#### What this task involves:
Copy out the data below verbatim.

#### Data for this exercise:
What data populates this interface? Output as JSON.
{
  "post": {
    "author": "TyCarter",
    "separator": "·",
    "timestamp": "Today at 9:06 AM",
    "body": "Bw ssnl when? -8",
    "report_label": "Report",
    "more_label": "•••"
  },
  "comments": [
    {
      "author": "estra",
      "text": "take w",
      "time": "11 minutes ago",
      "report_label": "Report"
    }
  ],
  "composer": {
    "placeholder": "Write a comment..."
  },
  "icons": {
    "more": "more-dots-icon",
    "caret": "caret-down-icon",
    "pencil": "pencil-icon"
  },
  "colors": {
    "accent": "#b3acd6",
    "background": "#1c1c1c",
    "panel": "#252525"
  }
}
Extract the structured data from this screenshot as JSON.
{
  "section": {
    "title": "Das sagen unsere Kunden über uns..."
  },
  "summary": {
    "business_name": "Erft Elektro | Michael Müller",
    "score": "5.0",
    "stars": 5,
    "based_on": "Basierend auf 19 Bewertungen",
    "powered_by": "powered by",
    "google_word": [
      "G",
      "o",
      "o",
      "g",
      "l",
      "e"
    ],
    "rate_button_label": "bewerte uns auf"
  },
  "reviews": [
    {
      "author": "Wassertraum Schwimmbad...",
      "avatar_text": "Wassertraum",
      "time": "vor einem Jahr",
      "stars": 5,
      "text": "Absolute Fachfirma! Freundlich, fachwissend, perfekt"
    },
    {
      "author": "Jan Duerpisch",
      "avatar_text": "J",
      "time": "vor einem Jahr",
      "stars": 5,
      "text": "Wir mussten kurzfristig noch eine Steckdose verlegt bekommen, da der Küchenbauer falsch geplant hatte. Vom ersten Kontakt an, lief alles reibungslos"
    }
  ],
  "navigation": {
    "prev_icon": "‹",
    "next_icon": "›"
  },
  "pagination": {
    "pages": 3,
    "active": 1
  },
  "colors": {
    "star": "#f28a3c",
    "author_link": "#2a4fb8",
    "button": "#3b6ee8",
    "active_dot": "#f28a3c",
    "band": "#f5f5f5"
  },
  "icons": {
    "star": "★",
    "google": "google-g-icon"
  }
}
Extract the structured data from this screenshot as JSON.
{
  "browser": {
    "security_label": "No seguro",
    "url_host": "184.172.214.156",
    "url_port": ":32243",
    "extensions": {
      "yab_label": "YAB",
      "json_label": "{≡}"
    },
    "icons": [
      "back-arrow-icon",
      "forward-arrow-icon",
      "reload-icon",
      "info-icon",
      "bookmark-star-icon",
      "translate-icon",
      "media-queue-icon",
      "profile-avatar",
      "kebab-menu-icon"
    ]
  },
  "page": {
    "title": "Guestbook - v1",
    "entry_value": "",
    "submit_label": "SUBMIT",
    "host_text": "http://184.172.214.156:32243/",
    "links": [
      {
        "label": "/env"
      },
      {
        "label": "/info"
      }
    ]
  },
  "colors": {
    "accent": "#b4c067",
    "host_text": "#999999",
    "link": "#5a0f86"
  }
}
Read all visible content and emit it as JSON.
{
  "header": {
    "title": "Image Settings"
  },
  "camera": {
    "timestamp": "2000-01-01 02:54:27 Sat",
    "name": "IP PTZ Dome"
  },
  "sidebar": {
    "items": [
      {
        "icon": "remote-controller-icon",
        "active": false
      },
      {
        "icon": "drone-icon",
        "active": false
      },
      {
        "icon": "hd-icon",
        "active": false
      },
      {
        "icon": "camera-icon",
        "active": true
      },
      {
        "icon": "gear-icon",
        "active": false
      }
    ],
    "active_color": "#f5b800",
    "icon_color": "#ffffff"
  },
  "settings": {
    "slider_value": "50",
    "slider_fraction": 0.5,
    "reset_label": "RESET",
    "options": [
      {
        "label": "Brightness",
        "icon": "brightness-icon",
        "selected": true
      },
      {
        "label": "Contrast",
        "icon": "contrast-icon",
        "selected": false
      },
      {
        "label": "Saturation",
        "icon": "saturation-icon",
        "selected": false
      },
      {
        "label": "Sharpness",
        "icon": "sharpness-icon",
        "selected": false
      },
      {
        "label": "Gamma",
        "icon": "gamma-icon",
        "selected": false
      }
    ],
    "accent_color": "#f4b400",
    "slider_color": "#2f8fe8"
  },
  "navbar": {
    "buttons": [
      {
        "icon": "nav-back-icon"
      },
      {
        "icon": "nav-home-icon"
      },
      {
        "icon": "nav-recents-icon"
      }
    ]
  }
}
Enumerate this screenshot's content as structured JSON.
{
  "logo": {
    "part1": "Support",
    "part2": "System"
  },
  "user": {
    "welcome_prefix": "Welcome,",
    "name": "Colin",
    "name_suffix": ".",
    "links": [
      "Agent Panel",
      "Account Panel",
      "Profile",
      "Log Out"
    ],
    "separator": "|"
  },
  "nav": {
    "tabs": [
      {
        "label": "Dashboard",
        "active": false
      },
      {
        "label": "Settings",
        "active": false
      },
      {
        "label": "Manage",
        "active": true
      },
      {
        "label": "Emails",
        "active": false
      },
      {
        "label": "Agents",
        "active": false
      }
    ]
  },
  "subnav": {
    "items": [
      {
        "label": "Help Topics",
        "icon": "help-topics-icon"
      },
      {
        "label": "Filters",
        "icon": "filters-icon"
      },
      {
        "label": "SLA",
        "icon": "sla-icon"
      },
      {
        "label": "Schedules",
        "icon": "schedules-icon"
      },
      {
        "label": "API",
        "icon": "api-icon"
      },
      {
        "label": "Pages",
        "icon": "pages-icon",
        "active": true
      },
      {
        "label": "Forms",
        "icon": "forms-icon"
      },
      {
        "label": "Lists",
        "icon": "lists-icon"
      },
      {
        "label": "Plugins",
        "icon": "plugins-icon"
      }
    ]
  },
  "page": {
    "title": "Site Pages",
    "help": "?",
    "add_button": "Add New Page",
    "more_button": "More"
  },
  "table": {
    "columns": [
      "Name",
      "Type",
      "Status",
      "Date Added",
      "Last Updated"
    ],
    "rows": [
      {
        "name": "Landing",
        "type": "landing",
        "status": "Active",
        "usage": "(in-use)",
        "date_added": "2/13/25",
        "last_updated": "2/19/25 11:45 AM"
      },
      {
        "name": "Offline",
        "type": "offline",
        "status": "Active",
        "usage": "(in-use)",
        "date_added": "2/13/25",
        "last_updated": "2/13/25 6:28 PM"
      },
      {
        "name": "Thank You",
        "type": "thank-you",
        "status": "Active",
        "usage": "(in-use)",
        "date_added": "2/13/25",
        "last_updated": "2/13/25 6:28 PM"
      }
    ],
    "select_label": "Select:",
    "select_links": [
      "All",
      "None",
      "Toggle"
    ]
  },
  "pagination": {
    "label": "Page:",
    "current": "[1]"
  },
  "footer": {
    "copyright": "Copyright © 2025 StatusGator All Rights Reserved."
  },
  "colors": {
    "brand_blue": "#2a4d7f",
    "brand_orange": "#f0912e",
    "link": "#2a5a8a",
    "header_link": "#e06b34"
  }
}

#### The reply:
What data populates this interface? Output as JSON.
{
  "post": {
    "author": "TyCarter",
    "separator": "·",
    "timestamp": "Today at 9:06 AM",
    "body": "Bw ssnl when? -8",
    "report_label": "Report",
    "more_label": "•••"
  },
  "comments": [
    {
      "author": "estra",
      "text": "take w",
      "time": "11 minutes ago",
      "report_label": "Report"
    }
  ],
  "composer": {
    "placeholder": "Write a comment..."
  },
  "icons": {
    "more": "more-dots-icon",
    "caret": "caret-down-icon",
    "pencil": "pencil-icon"
  },
  "colors": {
    "accent": "#b3acd6",
    "background": "#1c1c1c",
    "panel": "#252525"
  }
}
Extract the structured data from this screenshot as JSON.
{
  "section": {
    "title": "Das sagen unsere Kunden über uns..."
  },
  "summary": {
    "business_name": "Erft Elektro | Michael Müller",
    "score": "5.0",
    "stars": 5,
    "based_on": "Basierend auf 19 Bewertungen",
    "powered_by": "powered by",
    "google_word": [
      "G",
      "o",
      "o",
      "g",
      "l",
      "e"
    ],
    "rate_button_label": "bewerte uns auf"
  },
  "reviews": [
    {
      "author": "Wassertraum Schwimmbad...",
      "avatar_text": "Wassertraum",
      "time": "vor einem Jahr",
      "stars": 5,
      "text": "Absolute Fachfirma! Freundlich, fachwissend, perfekt"
    },
    {
      "author": "Jan Duerpisch",
      "avatar_text": "J",
      "time": "vor einem Jahr",
      "stars": 5,
      "text": "Wir mussten kurzfristig noch eine Steckdose verlegt bekommen, da der Küchenbauer falsch geplant hatte. Vom ersten Kontakt an, lief alles reibungslos"
    }
  ],
  "navigation": {
    "prev_icon": "‹",
    "next_icon": "›"
  },
  "pagination": {
    "pages": 3,
    "active": 1
  },
  "colors": {
    "star": "#f28a3c",
    "author_link": "#2a4fb8",
    "button": "#3b6ee8",
    "active_dot": "#f28a3c",
    "band": "#f5f5f5"
  },
  "icons": {
    "star": "★",
    "google": "google-g-icon"
  }
}
Extract the structured data from this screenshot as JSON.
{
  "browser": {
    "security_label": "No seguro",
    "url_host": "184.172.214.156",
    "url_port": ":32243",
    "extensions": {
      "yab_label": "YAB",
      "json_label": "{≡}"
    },
    "icons": [
      "back-arrow-icon",
      "forward-arrow-icon",
      "reload-icon",
      "info-icon",
      "bookmark-star-icon",
      "translate-icon",
      "media-queue-icon",
      "profile-avatar",
      "kebab-menu-icon"
    ]
  },
  "page": {
    "title": "Guestbook - v1",
    "entry_value": "",
    "submit_label": "SUBMIT",
    "host_text": "http://184.172.214.156:32243/",
    "links": [
      {
        "label": "/env"
      },
      {
        "label": "/info"
      }
    ]
  },
  "colors": {
    "accent": "#b4c067",
    "host_text": "#999999",
    "link": "#5a0f86"
  }
}
Read all visible content and emit it as JSON.
{
  "header": {
    "title": "Image Settings"
  },
  "camera": {
    "timestamp": "2000-01-01 02:54:27 Sat",
    "name": "IP PTZ Dome"
  },
  "sidebar": {
    "items": [
      {
        "icon": "remote-controller-icon",
        "active": false
      },
      {
        "icon": "drone-icon",
        "active": false
      },
      {
        "icon": "hd-icon",
        "active": false
      },
      {
        "icon": "camera-icon",
        "active": true
      },
      {
        "icon": "gear-icon",
        "active": false
      }
    ],
    "active_color": "#f5b800",
    "icon_color": "#ffffff"
  },
  "settings": {
    "slider_value": "50",
    "slider_fraction": 0.5,
    "reset_label": "RESET",
    "options": [
      {
        "label": "Brightness",
        "icon": "brightness-icon",
        "selected": true
      },
      {
        "label": "Contrast",
        "icon": "contrast-icon",
        "selected": false
      },
      {
        "label": "Saturation",
        "icon": "saturation-icon",
        "selected": false
      },
      {
        "label": "Sharpness",
        "icon": "sharpness-icon",
        "selected": false
      },
      {
        "label": "Gamma",
        "icon": "gamma-icon",
        "selected": false
      }
    ],
    "accent_color": "#f4b400",
    "slider_color": "#2f8fe8"
  },
  "navbar": {
    "buttons": [
      {
        "icon": "nav-back-icon"
      },
      {
        "icon": "nav-home-icon"
      },
      {
        "icon": "nav-recents-icon"
      }
    ]
  }
}
Enumerate this screenshot's content as structured JSON.
{
  "logo": {
    "part1": "Support",
    "part2": "System"
  },
  "user": {
    "welcome_prefix": "Welcome,",
    "name": "Colin",
    "name_suffix": ".",
    "links": [
      "Agent Panel",
      "Account Panel",
      "Profile",
      "Log Out"
    ],
    "separator": "|"
  },
  "nav": {
    "tabs": [
      {
        "label": "Dashboard",
        "active": false
      },
      {
        "label": "Settings",
        "active": false
      },
      {
        "label": "Manage",
        "active": true
      },
      {
        "label": "Emails",
        "active": false
      },
      {
        "label": "Agents",
        "active": false
      }
    ]
  },
  "subnav": {
    "items": [
      {
        "label": "Help Topics",
        "icon": "help-topics-icon"
      },
      {
        "label": "Filters",
        "icon": "filters-icon"
      },
      {
        "label": "SLA",
        "icon": "sla-icon"
      },
      {
        "label": "Schedules",
        "icon": "schedules-icon"
      },
      {
        "label": "API",
        "icon": "api-icon"
      },
      {
        "label": "Pages",
        "icon": "pages-icon",
        "active": true
      },
      {
        "label": "Forms",
        "icon": "forms-icon"
      },
      {
        "label": "Lists",
        "icon": "lists-icon"
      },
      {
        "label": "Plugins",
        "icon": "plugins-icon"
      }
    ]
  },
  "page": {
    "title": "Site Pages",
    "help": "?",
    "add_button": "Add New Page",
    "more_button": "More"
  },
  "table": {
    "columns": [
      "Name",
      "Type",
      "Status",
      "Date Added",
      "Last Updated"
    ],
    "rows": [
      {
        "name": "Landing",
        "type": "landing",
        "status": "Active",
        "usage": "(in-use)",
        "date_added": "2/13/25",
        "last_updated": "2/19/25 11:45 AM"
      },
      {
        "name": "Offline",
        "type": "offline",
        "status": "Active",
        "usage": "(in-use)",
        "date_added": "2/13/25",
        "last_updated": "2/13/25 6:28 PM"
      },
      {
        "name": "Thank You",
        "type": "thank-you",
        "status": "Active",
        "usage": "(in-use)",
        "date_added": "2/13/25",
        "last_updated": "2/13/25 6:28 PM"
      }
    ],
    "select_label": "Select:",
    "select_links": [
      "All",
      "None",
      "Toggle"
    ]
  },
  "pagination": {
    "label": "Page:",
    "current": "[1]"
  },
  "footer": {
    "copyright": "Copyright © 2025 StatusGator All Rights Reserved."
  },
  "colors": {
    "brand_blue": "#2a4d7f",
    "brand_orange": "#f0912e",
    "link": "#2a5a8a",
    "header_link": "#e06b34"
  }
}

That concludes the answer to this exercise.